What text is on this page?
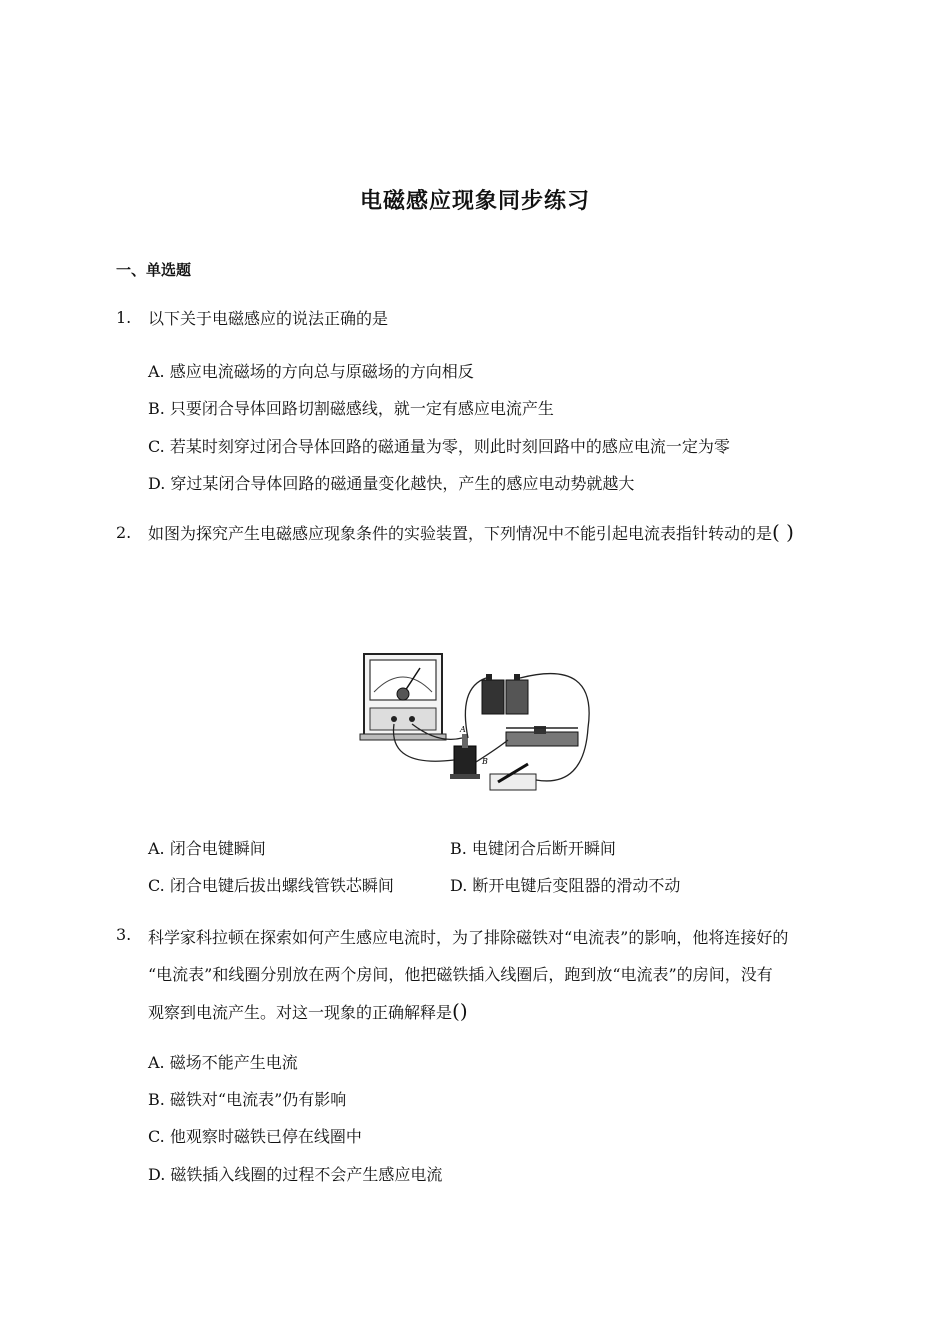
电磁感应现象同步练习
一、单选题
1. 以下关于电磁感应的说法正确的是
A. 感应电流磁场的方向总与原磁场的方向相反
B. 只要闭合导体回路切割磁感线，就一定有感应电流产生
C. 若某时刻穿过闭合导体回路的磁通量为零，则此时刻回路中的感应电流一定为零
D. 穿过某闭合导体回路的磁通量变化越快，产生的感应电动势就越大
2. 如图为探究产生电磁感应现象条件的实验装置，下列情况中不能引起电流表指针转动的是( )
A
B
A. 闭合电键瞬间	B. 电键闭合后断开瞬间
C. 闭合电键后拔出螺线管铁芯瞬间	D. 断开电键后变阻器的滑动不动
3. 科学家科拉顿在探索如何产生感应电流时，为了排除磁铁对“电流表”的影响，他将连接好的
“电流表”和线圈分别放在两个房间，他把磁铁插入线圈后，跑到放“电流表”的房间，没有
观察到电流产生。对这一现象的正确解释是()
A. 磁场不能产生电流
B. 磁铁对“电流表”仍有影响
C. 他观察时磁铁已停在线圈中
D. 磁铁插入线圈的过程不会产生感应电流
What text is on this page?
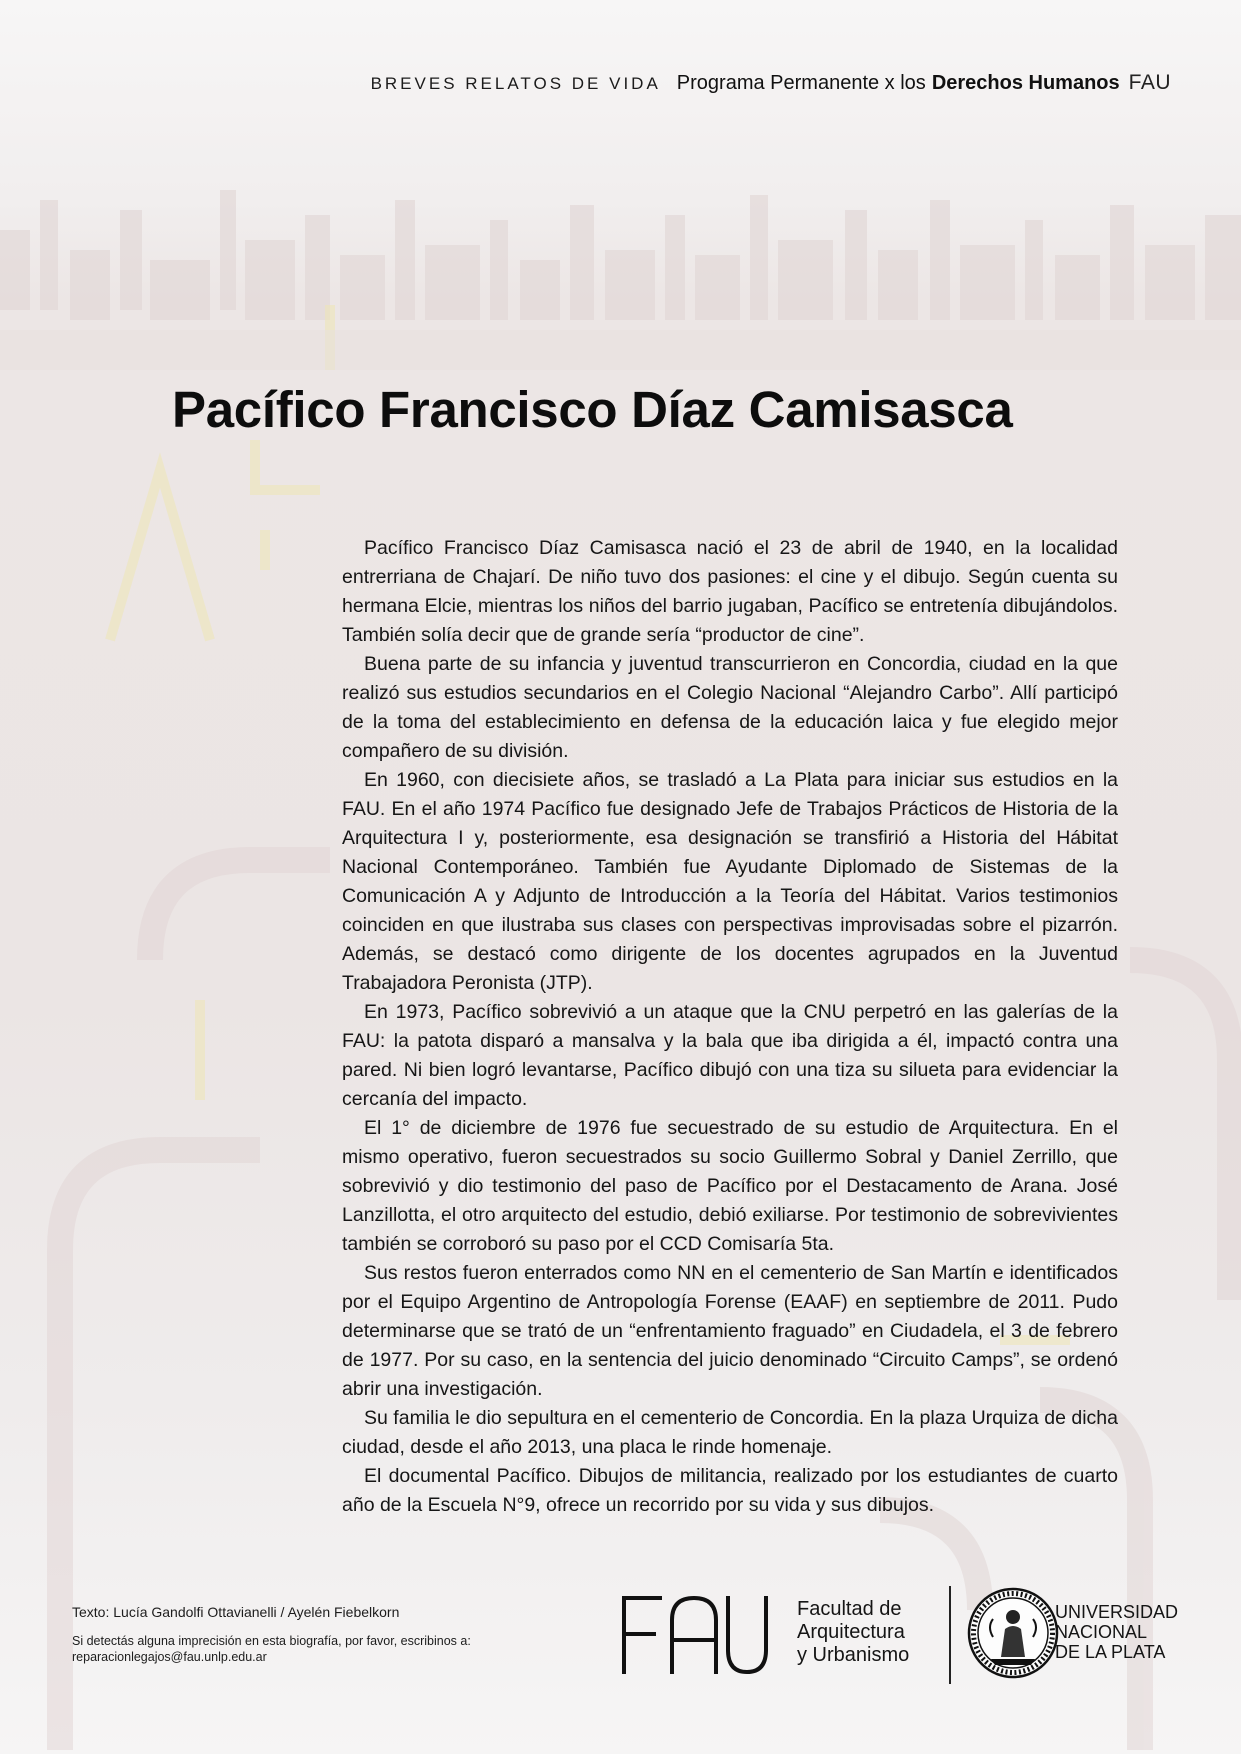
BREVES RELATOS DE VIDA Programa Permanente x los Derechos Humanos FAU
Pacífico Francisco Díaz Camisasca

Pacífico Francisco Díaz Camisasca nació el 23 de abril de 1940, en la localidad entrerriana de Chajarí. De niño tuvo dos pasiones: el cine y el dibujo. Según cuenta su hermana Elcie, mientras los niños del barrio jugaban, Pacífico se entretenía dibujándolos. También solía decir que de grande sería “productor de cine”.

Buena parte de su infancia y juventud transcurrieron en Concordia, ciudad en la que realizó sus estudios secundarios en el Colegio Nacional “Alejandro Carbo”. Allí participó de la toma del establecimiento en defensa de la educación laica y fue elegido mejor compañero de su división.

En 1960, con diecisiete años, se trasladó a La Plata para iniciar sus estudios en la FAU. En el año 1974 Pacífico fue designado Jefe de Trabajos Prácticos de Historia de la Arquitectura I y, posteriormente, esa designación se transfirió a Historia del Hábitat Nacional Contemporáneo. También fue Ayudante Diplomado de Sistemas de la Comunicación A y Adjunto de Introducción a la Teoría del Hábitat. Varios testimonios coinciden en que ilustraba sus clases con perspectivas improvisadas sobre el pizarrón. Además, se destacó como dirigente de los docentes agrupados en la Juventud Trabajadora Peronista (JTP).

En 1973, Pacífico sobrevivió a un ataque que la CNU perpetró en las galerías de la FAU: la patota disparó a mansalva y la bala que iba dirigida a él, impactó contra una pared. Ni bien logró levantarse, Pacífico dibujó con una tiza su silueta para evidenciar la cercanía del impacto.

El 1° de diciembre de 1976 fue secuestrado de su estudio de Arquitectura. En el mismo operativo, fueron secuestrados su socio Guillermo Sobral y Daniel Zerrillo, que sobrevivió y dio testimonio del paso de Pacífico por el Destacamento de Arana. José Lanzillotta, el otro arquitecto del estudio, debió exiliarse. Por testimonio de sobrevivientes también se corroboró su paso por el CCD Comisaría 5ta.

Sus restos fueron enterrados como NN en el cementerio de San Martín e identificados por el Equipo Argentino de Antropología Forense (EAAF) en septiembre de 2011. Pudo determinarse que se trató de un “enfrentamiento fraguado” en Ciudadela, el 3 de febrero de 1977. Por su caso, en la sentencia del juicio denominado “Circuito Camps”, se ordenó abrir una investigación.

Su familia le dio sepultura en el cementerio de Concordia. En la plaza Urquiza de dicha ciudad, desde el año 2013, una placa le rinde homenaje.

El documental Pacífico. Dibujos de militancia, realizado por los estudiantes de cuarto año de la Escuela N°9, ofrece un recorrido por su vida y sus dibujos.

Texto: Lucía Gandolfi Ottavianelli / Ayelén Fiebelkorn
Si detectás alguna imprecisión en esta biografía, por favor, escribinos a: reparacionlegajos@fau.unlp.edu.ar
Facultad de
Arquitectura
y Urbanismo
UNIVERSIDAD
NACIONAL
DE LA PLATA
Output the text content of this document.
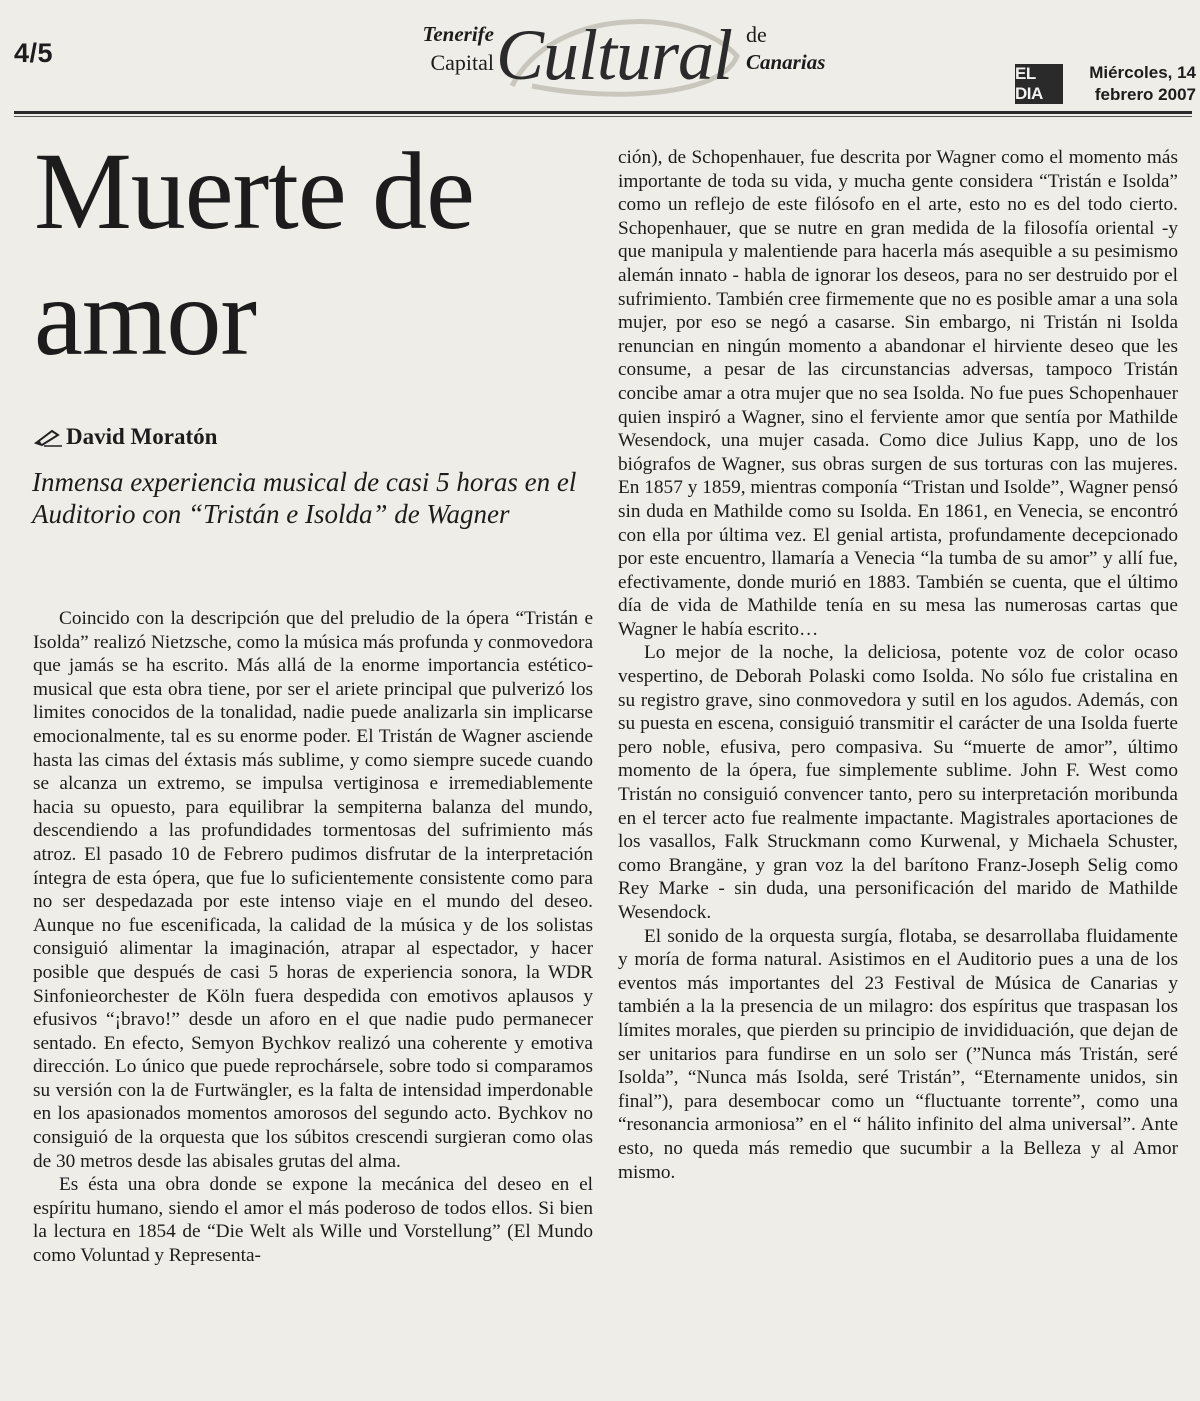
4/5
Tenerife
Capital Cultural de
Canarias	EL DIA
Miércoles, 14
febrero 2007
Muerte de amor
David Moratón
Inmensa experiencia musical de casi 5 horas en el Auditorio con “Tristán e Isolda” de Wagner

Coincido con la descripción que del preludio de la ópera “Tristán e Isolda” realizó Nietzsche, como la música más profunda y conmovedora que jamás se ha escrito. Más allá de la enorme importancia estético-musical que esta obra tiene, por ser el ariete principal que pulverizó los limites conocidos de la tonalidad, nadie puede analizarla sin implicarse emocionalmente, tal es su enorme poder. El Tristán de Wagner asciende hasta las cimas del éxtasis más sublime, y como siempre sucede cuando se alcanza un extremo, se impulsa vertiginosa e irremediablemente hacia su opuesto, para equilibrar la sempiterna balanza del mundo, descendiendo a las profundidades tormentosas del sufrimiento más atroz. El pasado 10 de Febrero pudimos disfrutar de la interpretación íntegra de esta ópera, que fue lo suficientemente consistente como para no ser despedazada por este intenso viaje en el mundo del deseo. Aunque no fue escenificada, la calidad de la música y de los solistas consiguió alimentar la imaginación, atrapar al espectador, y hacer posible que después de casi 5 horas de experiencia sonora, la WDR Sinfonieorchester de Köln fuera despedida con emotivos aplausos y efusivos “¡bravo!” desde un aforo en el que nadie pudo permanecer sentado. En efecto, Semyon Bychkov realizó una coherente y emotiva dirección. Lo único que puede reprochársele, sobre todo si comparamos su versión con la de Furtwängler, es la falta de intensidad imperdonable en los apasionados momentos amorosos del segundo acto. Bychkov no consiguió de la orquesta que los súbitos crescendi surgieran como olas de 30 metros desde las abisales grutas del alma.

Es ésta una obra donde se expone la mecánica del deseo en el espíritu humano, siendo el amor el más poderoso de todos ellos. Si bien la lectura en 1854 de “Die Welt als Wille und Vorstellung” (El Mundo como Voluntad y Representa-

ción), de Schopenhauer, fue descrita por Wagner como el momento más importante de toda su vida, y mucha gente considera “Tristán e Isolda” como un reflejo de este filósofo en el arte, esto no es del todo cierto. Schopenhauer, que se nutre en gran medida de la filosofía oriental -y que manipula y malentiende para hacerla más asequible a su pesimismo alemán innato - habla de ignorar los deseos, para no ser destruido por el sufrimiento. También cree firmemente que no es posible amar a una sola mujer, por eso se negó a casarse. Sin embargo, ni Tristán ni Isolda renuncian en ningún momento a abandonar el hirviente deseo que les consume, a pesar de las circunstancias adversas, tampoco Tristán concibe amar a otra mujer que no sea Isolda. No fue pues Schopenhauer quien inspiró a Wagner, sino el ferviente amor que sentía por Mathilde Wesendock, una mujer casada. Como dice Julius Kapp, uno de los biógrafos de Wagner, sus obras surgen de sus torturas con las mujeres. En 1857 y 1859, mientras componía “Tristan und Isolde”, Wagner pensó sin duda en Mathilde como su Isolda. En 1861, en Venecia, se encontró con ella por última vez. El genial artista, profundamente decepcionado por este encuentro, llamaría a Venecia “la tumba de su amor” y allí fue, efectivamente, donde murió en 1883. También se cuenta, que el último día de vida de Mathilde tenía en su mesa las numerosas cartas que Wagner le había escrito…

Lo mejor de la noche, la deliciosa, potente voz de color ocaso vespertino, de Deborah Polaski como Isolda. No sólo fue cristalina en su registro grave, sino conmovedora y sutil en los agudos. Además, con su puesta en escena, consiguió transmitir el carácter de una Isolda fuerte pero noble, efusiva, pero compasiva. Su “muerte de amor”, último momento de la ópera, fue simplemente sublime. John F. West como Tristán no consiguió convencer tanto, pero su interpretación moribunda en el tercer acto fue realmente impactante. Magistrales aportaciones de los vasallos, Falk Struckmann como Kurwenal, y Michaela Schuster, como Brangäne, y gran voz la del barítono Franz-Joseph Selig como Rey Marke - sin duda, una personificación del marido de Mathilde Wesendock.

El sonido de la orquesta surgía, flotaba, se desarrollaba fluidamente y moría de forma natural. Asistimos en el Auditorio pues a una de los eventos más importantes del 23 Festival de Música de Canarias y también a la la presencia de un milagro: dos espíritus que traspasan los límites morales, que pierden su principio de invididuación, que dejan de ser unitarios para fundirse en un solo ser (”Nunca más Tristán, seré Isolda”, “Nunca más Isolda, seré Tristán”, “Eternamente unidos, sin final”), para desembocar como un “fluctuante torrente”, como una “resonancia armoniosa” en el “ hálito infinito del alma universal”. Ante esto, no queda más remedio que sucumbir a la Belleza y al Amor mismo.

————

» **WHAT YOU SHOULD DO**
Check each line of the entries above, and show every one holding the word "Camisasca".

» **ANSWER TO THE PROBLEM**
Pacífico Francisco Díaz Camisasca
Pacífico Francisco Díaz Camisasca nació el 23 de abril de 1940, en la localidad entrerriana de Chajarí. De niño tuvo dos pasiones: el cine y el dibujo. Según cuenta su hermana Elcie, mientras los niños del barrio jugaban, Pacífico se entretenía dibujándolos. También solía decir que de grande sería “productor de cine”.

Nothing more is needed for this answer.